### Brief
Review the material and extract every line in which the word "applications" occurs.

Data entries
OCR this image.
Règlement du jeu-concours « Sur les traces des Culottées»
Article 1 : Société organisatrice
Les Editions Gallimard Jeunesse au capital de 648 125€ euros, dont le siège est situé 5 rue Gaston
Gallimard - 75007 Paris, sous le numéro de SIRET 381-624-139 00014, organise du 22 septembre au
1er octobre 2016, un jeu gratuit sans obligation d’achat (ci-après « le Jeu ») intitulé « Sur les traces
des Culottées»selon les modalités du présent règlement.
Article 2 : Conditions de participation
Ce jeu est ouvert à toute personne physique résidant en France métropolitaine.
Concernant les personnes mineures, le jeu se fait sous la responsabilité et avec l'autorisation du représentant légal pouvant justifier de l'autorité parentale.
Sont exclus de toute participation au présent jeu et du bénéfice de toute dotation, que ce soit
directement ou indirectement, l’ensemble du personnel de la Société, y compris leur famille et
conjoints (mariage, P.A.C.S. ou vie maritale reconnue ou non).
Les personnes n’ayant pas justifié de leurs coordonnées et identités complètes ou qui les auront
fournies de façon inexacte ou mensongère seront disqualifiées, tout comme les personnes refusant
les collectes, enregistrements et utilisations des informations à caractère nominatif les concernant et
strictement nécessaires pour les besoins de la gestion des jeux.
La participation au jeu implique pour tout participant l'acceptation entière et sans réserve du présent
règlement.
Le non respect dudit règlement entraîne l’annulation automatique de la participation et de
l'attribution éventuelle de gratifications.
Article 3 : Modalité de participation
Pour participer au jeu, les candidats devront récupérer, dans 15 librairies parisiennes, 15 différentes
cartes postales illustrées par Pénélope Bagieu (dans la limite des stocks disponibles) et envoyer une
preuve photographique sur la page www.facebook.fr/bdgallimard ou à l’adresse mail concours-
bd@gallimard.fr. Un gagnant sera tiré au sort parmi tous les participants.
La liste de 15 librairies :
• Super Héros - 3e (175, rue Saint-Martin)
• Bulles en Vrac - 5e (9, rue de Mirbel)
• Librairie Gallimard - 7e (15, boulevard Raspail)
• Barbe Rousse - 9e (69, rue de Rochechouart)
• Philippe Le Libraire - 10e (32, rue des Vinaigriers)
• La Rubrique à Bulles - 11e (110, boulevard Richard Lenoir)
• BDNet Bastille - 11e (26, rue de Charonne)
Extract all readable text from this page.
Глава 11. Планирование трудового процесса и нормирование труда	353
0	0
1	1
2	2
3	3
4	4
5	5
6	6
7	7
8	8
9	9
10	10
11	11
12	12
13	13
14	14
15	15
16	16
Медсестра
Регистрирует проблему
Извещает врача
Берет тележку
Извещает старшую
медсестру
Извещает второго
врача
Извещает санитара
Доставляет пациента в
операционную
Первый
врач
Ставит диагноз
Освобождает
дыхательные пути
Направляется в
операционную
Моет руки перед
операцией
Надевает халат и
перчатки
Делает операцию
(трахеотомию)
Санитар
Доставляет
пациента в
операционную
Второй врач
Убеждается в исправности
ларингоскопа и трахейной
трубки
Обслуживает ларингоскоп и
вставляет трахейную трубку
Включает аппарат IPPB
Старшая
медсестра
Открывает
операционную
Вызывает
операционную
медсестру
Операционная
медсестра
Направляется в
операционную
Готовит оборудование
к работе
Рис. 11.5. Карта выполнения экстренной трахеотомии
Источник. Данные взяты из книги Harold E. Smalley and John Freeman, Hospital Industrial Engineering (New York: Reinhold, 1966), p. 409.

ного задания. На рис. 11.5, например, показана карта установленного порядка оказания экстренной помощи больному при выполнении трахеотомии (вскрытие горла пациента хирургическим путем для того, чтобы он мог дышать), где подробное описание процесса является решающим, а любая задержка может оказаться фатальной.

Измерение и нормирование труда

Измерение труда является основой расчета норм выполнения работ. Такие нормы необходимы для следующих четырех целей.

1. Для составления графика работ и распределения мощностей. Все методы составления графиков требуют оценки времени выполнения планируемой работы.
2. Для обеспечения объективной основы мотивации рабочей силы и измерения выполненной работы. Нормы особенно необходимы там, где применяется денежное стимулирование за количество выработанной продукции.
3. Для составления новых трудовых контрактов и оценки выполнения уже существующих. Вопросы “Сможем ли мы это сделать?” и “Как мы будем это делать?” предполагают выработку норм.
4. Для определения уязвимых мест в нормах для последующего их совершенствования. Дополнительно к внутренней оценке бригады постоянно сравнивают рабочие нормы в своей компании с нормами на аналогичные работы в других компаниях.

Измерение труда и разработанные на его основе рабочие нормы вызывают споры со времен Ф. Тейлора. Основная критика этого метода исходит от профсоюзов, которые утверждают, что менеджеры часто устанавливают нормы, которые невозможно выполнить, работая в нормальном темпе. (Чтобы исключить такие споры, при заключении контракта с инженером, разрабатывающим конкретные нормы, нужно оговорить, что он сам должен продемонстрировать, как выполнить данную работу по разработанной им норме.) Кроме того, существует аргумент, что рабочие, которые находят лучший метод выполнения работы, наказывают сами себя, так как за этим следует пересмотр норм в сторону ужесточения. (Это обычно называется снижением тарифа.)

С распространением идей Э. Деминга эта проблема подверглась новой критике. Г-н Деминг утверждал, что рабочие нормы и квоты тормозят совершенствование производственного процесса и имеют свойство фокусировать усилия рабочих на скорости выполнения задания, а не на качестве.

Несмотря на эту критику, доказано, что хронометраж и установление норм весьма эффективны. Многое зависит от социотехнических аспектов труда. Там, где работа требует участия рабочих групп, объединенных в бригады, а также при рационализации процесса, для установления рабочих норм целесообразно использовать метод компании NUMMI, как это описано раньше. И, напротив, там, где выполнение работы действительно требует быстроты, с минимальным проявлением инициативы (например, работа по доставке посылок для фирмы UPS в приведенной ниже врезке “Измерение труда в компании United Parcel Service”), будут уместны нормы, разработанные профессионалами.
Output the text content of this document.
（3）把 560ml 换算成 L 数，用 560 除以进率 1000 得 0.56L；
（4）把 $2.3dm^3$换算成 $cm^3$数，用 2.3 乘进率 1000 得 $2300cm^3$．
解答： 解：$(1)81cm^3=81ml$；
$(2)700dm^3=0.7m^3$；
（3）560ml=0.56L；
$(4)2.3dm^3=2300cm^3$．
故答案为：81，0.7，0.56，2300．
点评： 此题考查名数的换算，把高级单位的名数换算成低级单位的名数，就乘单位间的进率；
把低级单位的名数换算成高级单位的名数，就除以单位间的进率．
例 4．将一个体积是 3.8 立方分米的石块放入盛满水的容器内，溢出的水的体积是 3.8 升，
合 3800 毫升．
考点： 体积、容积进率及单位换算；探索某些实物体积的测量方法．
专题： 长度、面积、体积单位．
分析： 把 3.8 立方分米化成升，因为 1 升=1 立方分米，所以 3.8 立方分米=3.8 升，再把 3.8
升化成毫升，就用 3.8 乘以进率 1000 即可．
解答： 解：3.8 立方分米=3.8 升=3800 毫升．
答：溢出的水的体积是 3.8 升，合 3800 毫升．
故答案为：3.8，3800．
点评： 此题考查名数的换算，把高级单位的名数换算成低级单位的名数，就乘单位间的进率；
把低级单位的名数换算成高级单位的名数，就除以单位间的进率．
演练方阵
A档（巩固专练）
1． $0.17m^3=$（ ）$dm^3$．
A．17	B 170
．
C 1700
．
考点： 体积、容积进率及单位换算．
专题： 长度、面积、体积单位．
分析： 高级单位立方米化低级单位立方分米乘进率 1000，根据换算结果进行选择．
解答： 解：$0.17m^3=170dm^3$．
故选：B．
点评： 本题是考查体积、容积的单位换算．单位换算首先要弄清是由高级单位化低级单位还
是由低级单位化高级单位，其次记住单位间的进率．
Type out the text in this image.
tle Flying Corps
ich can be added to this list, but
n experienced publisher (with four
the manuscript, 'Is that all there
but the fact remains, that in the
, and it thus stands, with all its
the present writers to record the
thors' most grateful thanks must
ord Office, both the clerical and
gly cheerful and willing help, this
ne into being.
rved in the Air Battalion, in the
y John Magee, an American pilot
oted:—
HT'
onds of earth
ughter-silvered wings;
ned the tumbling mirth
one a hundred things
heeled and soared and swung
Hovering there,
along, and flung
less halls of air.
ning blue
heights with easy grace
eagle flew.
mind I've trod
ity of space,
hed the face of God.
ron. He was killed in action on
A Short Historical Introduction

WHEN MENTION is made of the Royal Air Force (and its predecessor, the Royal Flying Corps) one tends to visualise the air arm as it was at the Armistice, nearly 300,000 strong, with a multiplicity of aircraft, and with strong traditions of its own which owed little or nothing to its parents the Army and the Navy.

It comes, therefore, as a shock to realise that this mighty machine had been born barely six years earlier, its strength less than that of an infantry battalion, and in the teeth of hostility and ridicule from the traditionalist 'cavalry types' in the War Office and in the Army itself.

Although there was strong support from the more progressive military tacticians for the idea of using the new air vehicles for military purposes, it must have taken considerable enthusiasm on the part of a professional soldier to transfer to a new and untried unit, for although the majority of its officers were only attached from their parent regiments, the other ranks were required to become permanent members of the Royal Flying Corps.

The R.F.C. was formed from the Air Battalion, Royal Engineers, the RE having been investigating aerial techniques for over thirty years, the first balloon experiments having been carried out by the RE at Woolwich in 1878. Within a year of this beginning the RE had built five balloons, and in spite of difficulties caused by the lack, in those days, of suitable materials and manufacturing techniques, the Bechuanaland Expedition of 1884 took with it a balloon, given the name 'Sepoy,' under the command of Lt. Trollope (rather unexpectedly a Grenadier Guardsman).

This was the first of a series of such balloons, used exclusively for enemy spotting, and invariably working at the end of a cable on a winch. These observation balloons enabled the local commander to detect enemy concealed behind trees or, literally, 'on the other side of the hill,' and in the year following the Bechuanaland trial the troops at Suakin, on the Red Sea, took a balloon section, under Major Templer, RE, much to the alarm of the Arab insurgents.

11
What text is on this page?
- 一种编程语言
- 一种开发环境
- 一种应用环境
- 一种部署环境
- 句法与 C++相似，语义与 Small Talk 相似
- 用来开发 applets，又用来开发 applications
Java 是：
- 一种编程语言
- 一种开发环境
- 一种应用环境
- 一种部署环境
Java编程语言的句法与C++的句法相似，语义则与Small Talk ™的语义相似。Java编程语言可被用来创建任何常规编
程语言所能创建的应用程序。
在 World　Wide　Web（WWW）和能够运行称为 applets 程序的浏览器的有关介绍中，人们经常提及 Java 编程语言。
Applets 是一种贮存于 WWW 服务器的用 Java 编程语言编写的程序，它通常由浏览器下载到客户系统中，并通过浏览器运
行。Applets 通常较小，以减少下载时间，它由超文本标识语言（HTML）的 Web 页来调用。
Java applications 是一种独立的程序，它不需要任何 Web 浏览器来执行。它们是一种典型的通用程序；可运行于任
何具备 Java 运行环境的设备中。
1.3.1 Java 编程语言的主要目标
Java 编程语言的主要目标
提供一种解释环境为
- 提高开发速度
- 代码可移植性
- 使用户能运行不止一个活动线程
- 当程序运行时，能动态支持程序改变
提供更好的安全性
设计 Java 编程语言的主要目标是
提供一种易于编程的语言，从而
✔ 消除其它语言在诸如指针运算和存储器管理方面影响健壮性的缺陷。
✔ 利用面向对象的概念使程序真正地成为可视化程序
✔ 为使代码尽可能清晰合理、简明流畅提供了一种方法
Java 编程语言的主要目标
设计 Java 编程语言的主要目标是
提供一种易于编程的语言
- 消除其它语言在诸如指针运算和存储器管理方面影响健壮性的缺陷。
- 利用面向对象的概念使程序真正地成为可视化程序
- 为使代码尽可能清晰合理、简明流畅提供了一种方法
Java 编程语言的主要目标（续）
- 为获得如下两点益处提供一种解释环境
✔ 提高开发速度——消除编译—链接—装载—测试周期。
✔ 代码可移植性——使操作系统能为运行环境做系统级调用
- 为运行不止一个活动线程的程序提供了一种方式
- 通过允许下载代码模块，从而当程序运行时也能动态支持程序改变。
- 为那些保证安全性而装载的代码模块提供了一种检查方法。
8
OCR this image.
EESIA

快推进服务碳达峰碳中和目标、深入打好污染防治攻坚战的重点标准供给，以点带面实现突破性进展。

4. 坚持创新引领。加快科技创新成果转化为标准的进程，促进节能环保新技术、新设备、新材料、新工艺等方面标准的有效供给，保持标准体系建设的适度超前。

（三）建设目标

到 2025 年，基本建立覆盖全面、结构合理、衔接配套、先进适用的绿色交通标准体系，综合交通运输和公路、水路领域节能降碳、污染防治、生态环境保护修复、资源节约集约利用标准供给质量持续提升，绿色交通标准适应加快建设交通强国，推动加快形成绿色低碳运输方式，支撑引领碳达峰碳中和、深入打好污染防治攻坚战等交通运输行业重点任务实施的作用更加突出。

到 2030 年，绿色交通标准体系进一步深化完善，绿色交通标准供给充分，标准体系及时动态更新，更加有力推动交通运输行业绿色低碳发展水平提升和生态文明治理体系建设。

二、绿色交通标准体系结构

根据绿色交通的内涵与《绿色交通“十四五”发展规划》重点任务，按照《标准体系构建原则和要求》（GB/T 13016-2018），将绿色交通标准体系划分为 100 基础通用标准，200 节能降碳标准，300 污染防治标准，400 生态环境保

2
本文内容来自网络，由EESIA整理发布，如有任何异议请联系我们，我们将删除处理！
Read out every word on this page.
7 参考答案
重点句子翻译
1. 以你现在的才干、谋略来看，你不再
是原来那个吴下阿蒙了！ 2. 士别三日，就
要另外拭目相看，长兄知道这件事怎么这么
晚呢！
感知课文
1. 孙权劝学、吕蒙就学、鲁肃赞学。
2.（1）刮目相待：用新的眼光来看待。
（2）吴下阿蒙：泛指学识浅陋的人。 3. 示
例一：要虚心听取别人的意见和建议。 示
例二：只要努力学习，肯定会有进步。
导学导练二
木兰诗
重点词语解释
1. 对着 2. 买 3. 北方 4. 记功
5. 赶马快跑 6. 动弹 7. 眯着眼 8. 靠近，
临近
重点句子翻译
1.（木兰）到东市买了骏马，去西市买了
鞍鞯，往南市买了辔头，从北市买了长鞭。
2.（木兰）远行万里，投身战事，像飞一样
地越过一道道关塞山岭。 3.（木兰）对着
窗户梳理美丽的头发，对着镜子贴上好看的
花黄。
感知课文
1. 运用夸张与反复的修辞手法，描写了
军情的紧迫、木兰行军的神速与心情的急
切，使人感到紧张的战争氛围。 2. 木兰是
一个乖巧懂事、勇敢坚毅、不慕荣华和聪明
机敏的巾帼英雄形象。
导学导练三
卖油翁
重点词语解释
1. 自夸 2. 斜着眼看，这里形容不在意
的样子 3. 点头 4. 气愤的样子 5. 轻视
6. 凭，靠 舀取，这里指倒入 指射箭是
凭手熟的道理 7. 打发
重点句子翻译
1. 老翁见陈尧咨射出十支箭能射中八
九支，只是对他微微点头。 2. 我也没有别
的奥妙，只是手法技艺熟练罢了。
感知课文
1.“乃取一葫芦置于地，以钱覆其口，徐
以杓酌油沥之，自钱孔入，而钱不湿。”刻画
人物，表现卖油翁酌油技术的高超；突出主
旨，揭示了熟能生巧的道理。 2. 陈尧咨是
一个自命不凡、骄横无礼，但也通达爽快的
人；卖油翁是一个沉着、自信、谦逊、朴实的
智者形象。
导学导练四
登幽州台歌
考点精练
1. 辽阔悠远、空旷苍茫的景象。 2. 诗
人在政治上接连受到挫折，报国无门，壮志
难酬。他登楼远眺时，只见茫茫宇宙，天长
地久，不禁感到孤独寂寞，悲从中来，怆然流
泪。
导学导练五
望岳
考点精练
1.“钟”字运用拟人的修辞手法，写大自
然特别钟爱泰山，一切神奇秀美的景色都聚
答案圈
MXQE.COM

### The response
- 用来开发 applets，又用来开发 applications
Java applications 是一种独立的程序，它不需要任何 Web 浏览器来执行。它们是一种典型的通用程序；可运行于任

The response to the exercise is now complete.